GOAL |
Return all of the data exactly, with nothing left out but the pictures.

DATA IN THIS EXERCISE |
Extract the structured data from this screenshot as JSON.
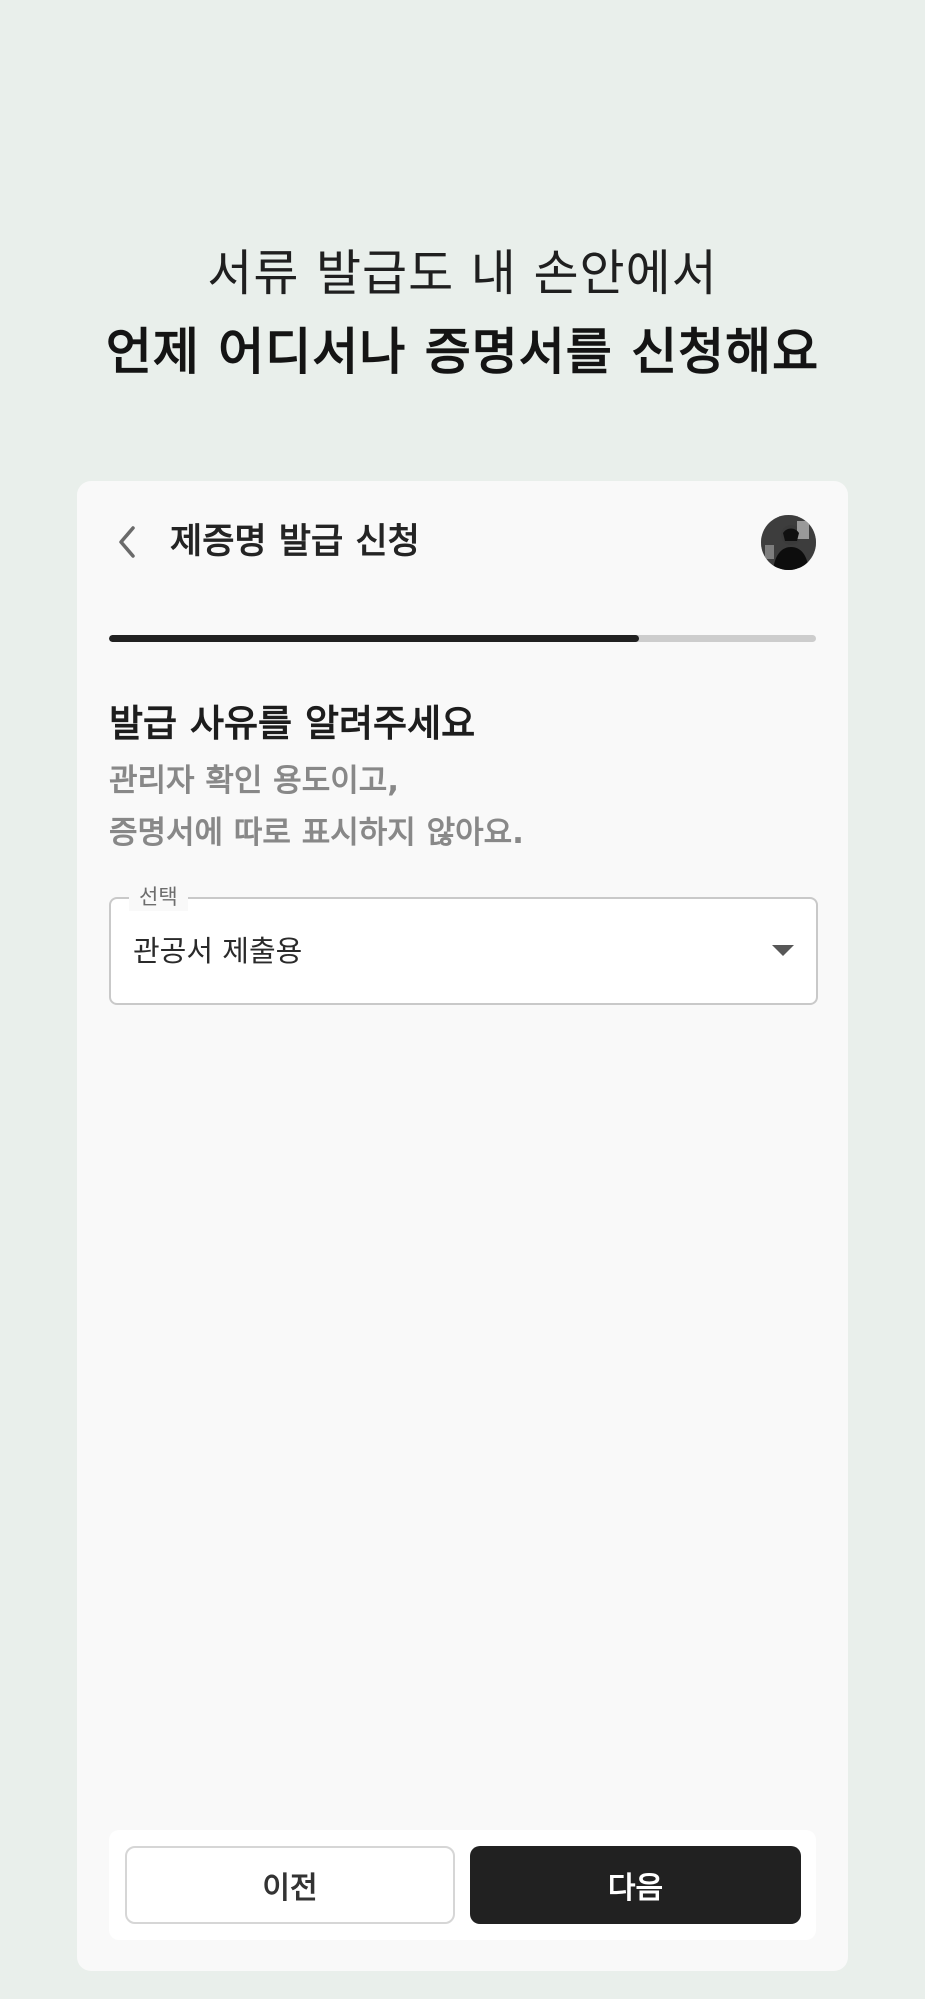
{
  "headline": {
    "line1": "서류 발급도 내 손안에서",
    "line2": "언제 어디서나 증명서를 신청해요"
  },
  "header": {
    "title": "제증명 발급 신청",
    "back_icon": "chevron-left-icon",
    "avatar_icon": "user-avatar"
  },
  "progress": {
    "fraction": 0.75
  },
  "question": {
    "title": "발급 사유를 알려주세요",
    "description_line1": "관리자 확인 용도이고,",
    "description_line2": "증명서에 따로 표시하지 않아요."
  },
  "select": {
    "legend": "선택",
    "value": "관공서 제출용",
    "caret_icon": "caret-down-icon"
  },
  "footer": {
    "prev_label": "이전",
    "next_label": "다음"
  },
  "colors": {
    "page_background": "#e9efeb",
    "card_background": "#f9f9f9",
    "primary_button": "#212121",
    "progress_fill": "#212121",
    "progress_track": "#cdcdcd",
    "muted_text": "#888888"
  }
}
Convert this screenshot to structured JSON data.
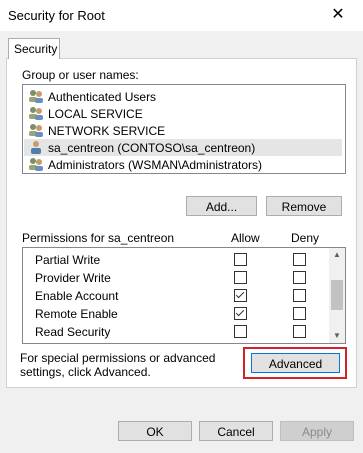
{
  "window": {
    "title": "Security for Root",
    "close_glyph": "✕"
  },
  "tabs": [
    {
      "label": "Security"
    }
  ],
  "group_label": "Group or user names:",
  "users": [
    {
      "name": "Authenticated Users",
      "icon": "users-icon"
    },
    {
      "name": "LOCAL SERVICE",
      "icon": "users-icon"
    },
    {
      "name": "NETWORK SERVICE",
      "icon": "users-icon"
    },
    {
      "name": "sa_centreon (CONTOSO\\sa_centreon)",
      "icon": "user-icon",
      "selected": true
    },
    {
      "name": "Administrators (WSMAN\\Administrators)",
      "icon": "users-icon"
    }
  ],
  "buttons": {
    "add": "Add...",
    "remove": "Remove",
    "advanced": "Advanced",
    "ok": "OK",
    "cancel": "Cancel",
    "apply": "Apply"
  },
  "permissions": {
    "header": "Permissions for sa_centreon",
    "allow_label": "Allow",
    "deny_label": "Deny",
    "rows": [
      {
        "name": "Partial Write",
        "allow": false,
        "deny": false
      },
      {
        "name": "Provider Write",
        "allow": false,
        "deny": false
      },
      {
        "name": "Enable Account",
        "allow": true,
        "deny": false
      },
      {
        "name": "Remote Enable",
        "allow": true,
        "deny": false
      },
      {
        "name": "Read Security",
        "allow": false,
        "deny": false
      }
    ]
  },
  "advanced_note": "For special permissions or advanced settings, click Advanced.",
  "colors": {
    "highlight_box": "#d2232a",
    "primary_border": "#0078d7"
  }
}
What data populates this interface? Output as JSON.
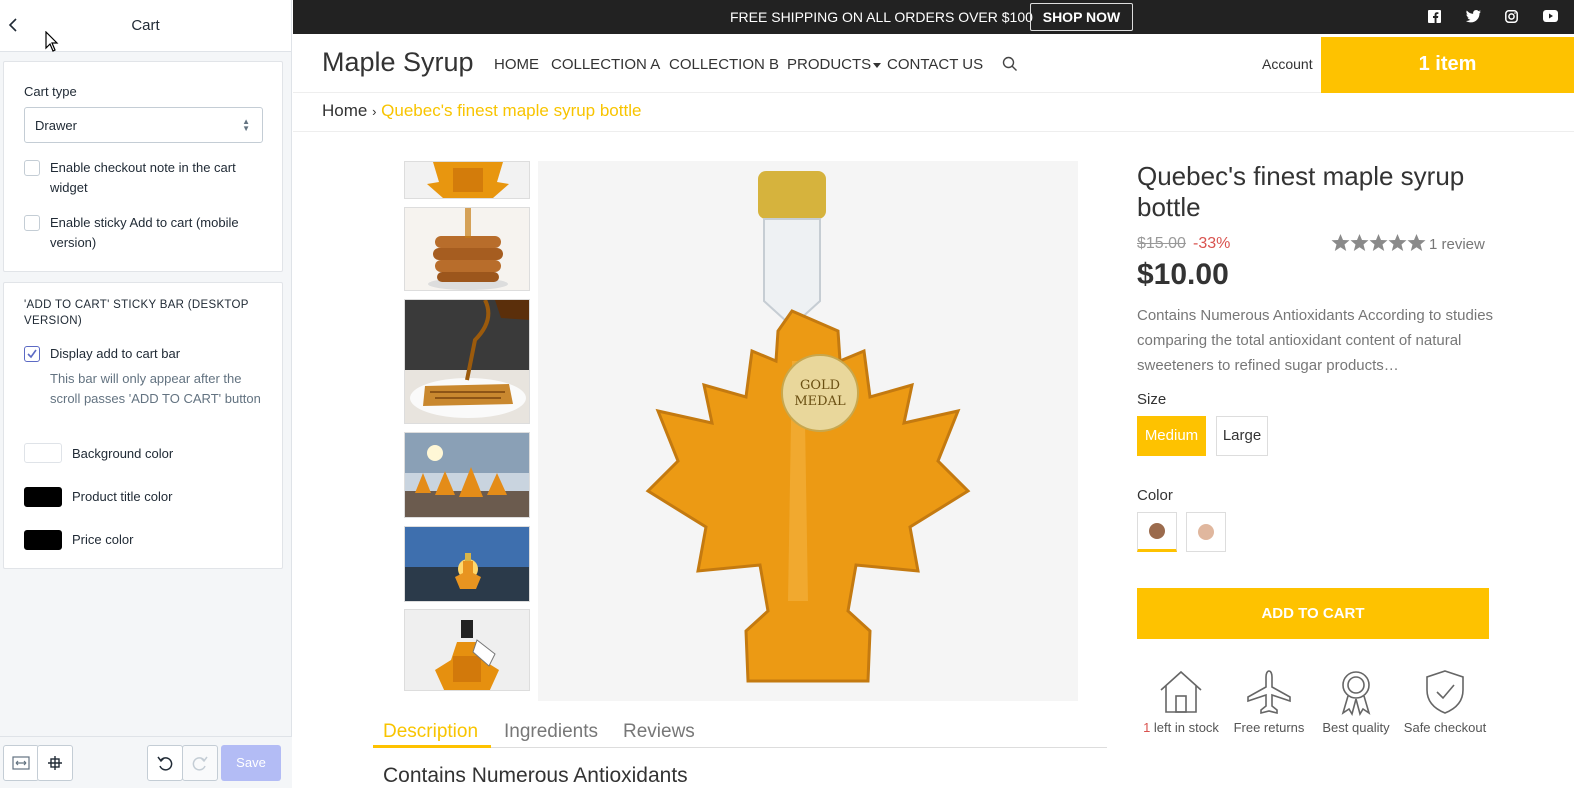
{
  "editor": {
    "title": "Cart",
    "cart_type": {
      "label": "Cart type",
      "value": "Drawer"
    },
    "checkboxes": [
      {
        "label": "Enable checkout note in the cart widget",
        "checked": false
      },
      {
        "label": "Enable sticky Add to cart (mobile version)",
        "checked": false
      }
    ],
    "sticky_section": {
      "heading": "'ADD TO CART' STICKY BAR (DESKTOP VERSION)",
      "display_label": "Display add to cart bar",
      "display_checked": true,
      "help": "This bar will only appear after the scroll passes 'ADD TO CART' button",
      "colors": [
        {
          "label": "Background color",
          "value": "#ffffff"
        },
        {
          "label": "Product title color",
          "value": "#000000"
        },
        {
          "label": "Price color",
          "value": "#000000"
        }
      ]
    },
    "save_label": "Save"
  },
  "store": {
    "announcement": "FREE SHIPPING ON ALL ORDERS OVER $100",
    "shop_now": "SHOP NOW",
    "logo": "Maple Syrup",
    "nav": [
      "HOME",
      "COLLECTION A",
      "COLLECTION B",
      "PRODUCTS",
      "CONTACT US"
    ],
    "account": "Account",
    "cart": "1 item",
    "breadcrumb": {
      "home": "Home",
      "sep": "›",
      "current": "Quebec's finest maple syrup bottle"
    },
    "tabs": [
      "Description",
      "Ingredients",
      "Reviews"
    ],
    "description_heading": "Contains Numerous Antioxidants",
    "product": {
      "title": "Quebec's finest maple syrup bottle",
      "compare_price": "$15.00",
      "discount": "-33%",
      "rating": 5,
      "reviews": "1 review",
      "price": "$10.00",
      "excerpt": "Contains Numerous Antioxidants According to studies comparing the total antioxidant content of natural sweeteners to refined sugar products…",
      "size_label": "Size",
      "sizes": [
        "Medium",
        "Large"
      ],
      "selected_size": "Medium",
      "color_label": "Color",
      "colors": [
        "#9b6b4d",
        "#e0b79e"
      ],
      "add_to_cart": "ADD TO CART",
      "features": [
        {
          "count": "1",
          "label": " left in stock"
        },
        {
          "label": "Free returns"
        },
        {
          "label": "Best quality"
        },
        {
          "label": "Safe checkout"
        }
      ]
    },
    "colors": {
      "accent": "#fec200",
      "sale": "#d9534f",
      "bar": "#222222"
    }
  }
}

ANSWER TO THIS EXERCISE |
Extract the structured data from this screenshot as JSON.
{
  "headline": {
    "line1": "서류 발급도 내 손안에서",
    "line2": "언제 어디서나 증명서를 신청해요"
  },
  "header": {
    "title": "제증명 발급 신청",
    "back_icon": "chevron-left-icon",
    "avatar_icon": "user-avatar"
  },
  "progress": {
    "fraction": 0.75
  },
  "question": {
    "title": "발급 사유를 알려주세요",
    "description_line1": "관리자 확인 용도이고,",
    "description_line2": "증명서에 따로 표시하지 않아요."
  },
  "select": {
    "legend": "선택",
    "value": "관공서 제출용",
    "caret_icon": "caret-down-icon"
  },
  "footer": {
    "prev_label": "이전",
    "next_label": "다음"
  },
  "colors": {
    "page_background": "#e9efeb",
    "card_background": "#f9f9f9",
    "primary_button": "#212121",
    "progress_fill": "#212121",
    "progress_track": "#cdcdcd",
    "muted_text": "#888888"
  }
}
Convert this screenshot to structured JSON data.
{
  "window": {
    "title": "Security for Root",
    "close_glyph": "✕"
  },
  "tabs": [
    {
      "label": "Security"
    }
  ],
  "group_label": "Group or user names:",
  "users": [
    {
      "name": "Authenticated Users",
      "icon": "users-icon"
    },
    {
      "name": "LOCAL SERVICE",
      "icon": "users-icon"
    },
    {
      "name": "NETWORK SERVICE",
      "icon": "users-icon"
    },
    {
      "name": "sa_centreon (CONTOSO\\sa_centreon)",
      "icon": "user-icon",
      "selected": true
    },
    {
      "name": "Administrators (WSMAN\\Administrators)",
      "icon": "users-icon"
    }
  ],
  "buttons": {
    "add": "Add...",
    "remove": "Remove",
    "advanced": "Advanced",
    "ok": "OK",
    "cancel": "Cancel",
    "apply": "Apply"
  },
  "permissions": {
    "header": "Permissions for sa_centreon",
    "allow_label": "Allow",
    "deny_label": "Deny",
    "rows": [
      {
        "name": "Partial Write",
        "allow": false,
        "deny": false
      },
      {
        "name": "Provider Write",
        "allow": false,
        "deny": false
      },
      {
        "name": "Enable Account",
        "allow": true,
        "deny": false
      },
      {
        "name": "Remote Enable",
        "allow": true,
        "deny": false
      },
      {
        "name": "Read Security",
        "allow": false,
        "deny": false
      }
    ]
  },
  "advanced_note": "For special permissions or advanced settings, click Advanced.",
  "colors": {
    "highlight_box": "#d2232a",
    "primary_border": "#0078d7"
  }
}
What data populates this interface? Output as JSON.
{
  "editor": {
    "title": "Cart",
    "cart_type": {
      "label": "Cart type",
      "value": "Drawer"
    },
    "checkboxes": [
      {
        "label": "Enable checkout note in the cart widget",
        "checked": false
      },
      {
        "label": "Enable sticky Add to cart (mobile version)",
        "checked": false
      }
    ],
    "sticky_section": {
      "heading": "'ADD TO CART' STICKY BAR (DESKTOP VERSION)",
      "display_label": "Display add to cart bar",
      "display_checked": true,
      "help": "This bar will only appear after the scroll passes 'ADD TO CART' button",
      "colors": [
        {
          "label": "Background color",
          "value": "#ffffff"
        },
        {
          "label": "Product title color",
          "value": "#000000"
        },
        {
          "label": "Price color",
          "value": "#000000"
        }
      ]
    },
    "save_label": "Save"
  },
  "store": {
    "announcement": "FREE SHIPPING ON ALL ORDERS OVER $100",
    "shop_now": "SHOP NOW",
    "logo": "Maple Syrup",
    "nav": [
      "HOME",
      "COLLECTION A",
      "COLLECTION B",
      "PRODUCTS",
      "CONTACT US"
    ],
    "account": "Account",
    "cart": "1 item",
    "breadcrumb": {
      "home": "Home",
      "sep": "›",
      "current": "Quebec's finest maple syrup bottle"
    },
    "tabs": [
      "Description",
      "Ingredients",
      "Reviews"
    ],
    "description_heading": "Contains Numerous Antioxidants",
    "product": {
      "title": "Quebec's finest maple syrup bottle",
      "compare_price": "$15.00",
      "discount": "-33%",
      "rating": 5,
      "reviews": "1 review",
      "price": "$10.00",
      "excerpt": "Contains Numerous Antioxidants According to studies comparing the total antioxidant content of natural sweeteners to refined sugar products…",
      "size_label": "Size",
      "sizes": [
        "Medium",
        "Large"
      ],
      "selected_size": "Medium",
      "color_label": "Color",
      "colors": [
        "#9b6b4d",
        "#e0b79e"
      ],
      "add_to_cart": "ADD TO CART",
      "features": [
        {
          "count": "1",
          "label": " left in stock"
        },
        {
          "label": "Free returns"
        },
        {
          "label": "Best quality"
        },
        {
          "label": "Safe checkout"
        }
      ]
    },
    "colors": {
      "accent": "#fec200",
      "sale": "#d9534f",
      "bar": "#222222"
    }
  }
}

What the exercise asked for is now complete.